Box annotation data:
★ ★ ★

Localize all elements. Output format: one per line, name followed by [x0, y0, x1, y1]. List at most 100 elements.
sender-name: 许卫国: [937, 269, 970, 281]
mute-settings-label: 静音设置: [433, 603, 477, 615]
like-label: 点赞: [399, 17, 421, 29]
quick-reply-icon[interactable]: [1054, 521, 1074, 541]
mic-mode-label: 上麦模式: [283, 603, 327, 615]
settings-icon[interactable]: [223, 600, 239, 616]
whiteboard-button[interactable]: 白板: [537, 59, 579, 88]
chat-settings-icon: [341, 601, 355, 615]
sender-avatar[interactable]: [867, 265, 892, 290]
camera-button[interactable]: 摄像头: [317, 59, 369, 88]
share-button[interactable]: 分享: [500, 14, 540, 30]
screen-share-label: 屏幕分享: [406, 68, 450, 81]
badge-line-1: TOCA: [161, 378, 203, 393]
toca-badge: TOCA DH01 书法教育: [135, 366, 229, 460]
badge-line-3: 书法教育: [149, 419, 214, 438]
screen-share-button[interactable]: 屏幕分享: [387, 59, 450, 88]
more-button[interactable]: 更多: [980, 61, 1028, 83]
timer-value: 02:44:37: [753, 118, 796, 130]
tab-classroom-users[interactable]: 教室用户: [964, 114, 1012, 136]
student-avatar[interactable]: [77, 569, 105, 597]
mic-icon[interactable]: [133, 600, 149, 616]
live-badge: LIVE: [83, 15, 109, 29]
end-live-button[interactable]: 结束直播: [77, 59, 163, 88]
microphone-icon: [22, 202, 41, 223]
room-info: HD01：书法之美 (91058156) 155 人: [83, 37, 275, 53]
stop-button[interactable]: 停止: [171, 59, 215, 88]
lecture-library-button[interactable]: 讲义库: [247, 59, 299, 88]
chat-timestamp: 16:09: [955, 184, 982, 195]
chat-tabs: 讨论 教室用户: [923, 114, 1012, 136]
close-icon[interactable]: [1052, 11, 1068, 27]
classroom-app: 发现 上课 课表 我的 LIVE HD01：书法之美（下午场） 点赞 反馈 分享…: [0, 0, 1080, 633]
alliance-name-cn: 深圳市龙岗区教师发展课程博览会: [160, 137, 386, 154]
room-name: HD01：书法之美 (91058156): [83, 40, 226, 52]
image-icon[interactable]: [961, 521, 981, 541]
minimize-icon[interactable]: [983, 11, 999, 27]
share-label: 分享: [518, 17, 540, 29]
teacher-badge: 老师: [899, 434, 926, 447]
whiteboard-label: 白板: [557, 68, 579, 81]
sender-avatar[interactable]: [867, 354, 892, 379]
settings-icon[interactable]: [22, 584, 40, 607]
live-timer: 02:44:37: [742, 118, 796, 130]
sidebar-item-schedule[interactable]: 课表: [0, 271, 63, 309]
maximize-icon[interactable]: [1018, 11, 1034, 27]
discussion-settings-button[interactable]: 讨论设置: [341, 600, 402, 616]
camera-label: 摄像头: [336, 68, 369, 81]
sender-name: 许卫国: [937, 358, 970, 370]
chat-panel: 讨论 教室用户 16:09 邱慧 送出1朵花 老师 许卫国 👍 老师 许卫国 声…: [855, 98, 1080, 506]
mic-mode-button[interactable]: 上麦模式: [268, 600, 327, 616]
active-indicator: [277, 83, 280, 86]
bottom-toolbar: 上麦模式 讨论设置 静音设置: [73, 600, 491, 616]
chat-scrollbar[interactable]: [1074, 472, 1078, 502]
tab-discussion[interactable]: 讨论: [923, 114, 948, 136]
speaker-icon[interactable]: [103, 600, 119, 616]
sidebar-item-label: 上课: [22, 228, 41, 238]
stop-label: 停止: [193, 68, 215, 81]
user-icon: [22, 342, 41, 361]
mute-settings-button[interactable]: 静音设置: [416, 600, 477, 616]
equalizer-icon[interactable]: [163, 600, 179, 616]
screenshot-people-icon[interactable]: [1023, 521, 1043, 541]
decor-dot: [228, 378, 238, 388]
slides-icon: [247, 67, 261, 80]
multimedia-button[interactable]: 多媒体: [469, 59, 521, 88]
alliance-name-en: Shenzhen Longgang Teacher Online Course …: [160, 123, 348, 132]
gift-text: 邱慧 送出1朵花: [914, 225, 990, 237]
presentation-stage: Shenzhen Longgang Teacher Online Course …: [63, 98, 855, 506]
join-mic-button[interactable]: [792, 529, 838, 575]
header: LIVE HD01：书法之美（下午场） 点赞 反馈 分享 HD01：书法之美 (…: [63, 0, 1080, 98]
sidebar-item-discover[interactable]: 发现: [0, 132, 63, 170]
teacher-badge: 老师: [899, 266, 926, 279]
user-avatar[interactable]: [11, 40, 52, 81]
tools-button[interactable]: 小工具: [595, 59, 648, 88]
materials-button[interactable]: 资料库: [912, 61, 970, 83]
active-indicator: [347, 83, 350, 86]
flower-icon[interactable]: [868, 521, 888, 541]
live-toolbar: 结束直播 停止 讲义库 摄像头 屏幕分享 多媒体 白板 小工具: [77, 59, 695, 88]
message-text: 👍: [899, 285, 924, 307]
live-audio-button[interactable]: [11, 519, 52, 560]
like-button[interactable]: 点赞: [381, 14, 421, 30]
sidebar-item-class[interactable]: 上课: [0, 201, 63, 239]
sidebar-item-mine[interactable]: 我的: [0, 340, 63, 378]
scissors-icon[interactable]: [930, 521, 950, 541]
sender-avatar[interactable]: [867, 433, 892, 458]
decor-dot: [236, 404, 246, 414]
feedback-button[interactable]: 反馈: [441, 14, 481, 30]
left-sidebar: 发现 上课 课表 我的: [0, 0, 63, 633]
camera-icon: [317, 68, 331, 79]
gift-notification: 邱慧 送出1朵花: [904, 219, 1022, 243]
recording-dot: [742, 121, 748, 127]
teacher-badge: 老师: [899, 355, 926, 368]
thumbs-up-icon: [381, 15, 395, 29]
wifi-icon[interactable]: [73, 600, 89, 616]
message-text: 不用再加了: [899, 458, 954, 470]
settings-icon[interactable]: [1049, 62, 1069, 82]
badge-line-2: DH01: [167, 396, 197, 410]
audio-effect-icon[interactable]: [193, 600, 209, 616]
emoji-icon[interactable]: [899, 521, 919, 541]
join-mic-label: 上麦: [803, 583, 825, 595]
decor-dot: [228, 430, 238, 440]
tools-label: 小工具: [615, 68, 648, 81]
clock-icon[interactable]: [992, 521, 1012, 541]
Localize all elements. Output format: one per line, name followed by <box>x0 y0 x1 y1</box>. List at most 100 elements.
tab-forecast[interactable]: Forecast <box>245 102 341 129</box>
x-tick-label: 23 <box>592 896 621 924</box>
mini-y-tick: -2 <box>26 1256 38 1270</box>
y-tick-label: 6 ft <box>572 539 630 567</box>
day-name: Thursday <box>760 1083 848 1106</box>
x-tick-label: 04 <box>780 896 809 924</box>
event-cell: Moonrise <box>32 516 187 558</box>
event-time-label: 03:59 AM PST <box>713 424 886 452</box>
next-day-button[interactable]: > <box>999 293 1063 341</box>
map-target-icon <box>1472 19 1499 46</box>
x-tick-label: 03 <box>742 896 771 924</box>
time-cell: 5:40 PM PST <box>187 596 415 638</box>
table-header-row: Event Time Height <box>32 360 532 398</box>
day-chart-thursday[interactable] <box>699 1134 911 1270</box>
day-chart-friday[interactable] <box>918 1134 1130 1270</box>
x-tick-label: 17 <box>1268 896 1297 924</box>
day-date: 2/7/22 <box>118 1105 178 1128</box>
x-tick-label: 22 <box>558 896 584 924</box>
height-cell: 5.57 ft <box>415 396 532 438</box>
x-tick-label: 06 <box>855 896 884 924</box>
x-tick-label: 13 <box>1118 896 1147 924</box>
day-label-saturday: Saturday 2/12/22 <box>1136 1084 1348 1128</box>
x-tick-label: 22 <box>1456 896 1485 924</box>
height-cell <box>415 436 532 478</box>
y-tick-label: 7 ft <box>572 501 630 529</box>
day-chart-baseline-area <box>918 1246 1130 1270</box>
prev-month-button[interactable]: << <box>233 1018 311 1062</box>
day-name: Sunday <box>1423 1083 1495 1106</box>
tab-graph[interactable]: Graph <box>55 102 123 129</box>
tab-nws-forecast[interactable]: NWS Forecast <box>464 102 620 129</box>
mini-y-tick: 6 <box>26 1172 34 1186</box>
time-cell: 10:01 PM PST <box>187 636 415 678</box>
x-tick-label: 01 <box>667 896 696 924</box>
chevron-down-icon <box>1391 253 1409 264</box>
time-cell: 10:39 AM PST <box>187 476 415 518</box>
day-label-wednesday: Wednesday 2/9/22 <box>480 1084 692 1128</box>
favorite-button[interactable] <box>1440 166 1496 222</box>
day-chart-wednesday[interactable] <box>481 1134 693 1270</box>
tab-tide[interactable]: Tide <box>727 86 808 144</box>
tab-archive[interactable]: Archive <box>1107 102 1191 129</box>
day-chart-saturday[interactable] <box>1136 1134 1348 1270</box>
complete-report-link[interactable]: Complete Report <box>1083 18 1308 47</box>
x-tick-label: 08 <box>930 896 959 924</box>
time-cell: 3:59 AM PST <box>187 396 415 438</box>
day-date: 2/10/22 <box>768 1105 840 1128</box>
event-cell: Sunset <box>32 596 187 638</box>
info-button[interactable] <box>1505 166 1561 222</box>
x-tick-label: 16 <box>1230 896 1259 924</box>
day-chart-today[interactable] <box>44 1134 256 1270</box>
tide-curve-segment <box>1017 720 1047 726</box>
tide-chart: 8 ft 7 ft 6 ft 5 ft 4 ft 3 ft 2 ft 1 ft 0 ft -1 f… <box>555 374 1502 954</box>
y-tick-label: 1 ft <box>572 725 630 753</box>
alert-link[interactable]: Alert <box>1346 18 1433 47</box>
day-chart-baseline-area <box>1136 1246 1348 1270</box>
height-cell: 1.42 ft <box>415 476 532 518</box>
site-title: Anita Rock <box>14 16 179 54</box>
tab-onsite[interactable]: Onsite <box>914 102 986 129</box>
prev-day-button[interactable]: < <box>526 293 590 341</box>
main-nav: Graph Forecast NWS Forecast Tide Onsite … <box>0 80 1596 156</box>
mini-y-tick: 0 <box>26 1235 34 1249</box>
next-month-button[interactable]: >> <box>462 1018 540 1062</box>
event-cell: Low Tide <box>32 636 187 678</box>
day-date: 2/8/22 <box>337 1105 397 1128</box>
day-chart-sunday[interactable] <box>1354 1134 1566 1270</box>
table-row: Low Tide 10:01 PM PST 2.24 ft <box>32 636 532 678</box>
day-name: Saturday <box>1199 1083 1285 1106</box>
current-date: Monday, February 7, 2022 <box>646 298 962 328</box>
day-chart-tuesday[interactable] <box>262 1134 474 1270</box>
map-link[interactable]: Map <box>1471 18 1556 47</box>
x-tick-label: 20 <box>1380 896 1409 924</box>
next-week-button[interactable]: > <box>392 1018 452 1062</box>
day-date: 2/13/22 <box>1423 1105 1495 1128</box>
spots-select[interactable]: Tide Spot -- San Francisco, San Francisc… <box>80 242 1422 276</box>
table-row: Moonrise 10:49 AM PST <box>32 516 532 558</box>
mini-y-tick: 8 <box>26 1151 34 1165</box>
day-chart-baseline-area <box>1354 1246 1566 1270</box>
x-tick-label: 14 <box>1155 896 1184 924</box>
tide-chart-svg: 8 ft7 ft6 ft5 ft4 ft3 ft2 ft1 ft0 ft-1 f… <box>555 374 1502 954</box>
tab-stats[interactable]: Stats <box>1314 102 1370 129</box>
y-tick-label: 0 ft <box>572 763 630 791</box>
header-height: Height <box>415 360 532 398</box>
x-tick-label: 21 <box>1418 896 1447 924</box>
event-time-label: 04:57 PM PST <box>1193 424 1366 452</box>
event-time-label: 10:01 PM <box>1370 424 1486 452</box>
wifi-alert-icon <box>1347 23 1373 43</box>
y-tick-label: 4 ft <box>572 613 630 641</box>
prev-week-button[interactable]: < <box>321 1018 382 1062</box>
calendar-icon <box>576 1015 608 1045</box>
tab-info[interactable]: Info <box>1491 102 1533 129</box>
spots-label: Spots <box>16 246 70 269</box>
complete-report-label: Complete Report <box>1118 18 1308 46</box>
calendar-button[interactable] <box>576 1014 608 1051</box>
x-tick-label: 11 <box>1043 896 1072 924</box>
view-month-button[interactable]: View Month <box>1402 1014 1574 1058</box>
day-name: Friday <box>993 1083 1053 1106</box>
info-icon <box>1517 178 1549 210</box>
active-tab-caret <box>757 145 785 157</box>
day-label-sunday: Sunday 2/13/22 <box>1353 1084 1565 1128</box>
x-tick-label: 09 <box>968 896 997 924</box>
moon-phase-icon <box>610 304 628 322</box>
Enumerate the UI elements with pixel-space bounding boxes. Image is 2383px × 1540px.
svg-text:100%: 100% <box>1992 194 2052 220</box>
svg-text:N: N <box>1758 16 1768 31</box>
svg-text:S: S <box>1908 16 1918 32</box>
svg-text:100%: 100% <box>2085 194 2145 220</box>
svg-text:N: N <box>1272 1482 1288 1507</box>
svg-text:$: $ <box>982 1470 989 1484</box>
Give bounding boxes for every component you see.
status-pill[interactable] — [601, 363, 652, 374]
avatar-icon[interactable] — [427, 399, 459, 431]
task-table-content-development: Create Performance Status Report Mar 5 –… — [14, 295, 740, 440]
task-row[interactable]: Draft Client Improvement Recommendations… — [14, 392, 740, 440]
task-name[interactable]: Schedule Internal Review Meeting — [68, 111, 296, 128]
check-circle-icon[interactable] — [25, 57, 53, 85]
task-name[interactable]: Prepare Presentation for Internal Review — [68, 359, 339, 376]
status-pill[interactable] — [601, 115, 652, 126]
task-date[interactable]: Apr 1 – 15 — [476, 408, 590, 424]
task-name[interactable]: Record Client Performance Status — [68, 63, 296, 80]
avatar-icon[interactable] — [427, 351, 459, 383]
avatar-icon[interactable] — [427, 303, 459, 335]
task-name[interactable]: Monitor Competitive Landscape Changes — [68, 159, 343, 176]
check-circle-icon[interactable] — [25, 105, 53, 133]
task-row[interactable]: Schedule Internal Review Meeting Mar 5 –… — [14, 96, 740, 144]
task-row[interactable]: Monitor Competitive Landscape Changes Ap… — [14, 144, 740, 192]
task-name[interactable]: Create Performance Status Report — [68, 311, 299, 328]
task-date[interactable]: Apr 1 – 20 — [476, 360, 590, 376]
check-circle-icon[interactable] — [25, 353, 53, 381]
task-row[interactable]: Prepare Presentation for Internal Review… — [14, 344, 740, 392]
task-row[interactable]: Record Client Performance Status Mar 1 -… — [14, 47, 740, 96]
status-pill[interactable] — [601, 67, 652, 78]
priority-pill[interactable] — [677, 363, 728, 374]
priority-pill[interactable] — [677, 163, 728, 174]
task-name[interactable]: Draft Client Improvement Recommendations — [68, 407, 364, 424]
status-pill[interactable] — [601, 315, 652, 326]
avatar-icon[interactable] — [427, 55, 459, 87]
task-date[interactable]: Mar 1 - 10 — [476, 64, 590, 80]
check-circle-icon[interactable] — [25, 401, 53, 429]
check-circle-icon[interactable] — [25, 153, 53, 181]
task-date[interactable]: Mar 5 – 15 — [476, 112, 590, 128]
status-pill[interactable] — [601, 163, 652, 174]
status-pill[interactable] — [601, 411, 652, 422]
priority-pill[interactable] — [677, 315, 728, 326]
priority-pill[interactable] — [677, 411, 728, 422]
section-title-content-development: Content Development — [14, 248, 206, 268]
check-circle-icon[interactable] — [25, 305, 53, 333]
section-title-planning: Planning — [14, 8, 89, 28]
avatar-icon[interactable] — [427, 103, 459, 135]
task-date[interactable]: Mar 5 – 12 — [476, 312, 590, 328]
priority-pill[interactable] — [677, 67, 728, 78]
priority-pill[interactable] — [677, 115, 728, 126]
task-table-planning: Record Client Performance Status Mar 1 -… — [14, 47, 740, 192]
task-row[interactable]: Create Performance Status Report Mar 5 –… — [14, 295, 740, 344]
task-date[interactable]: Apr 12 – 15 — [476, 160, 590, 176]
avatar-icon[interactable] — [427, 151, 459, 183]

★ ★ ★

## Problem description
Count the lines in the records above that contain the string "boxes", matching case exactly, and give only the number.

## Result for this exercise
2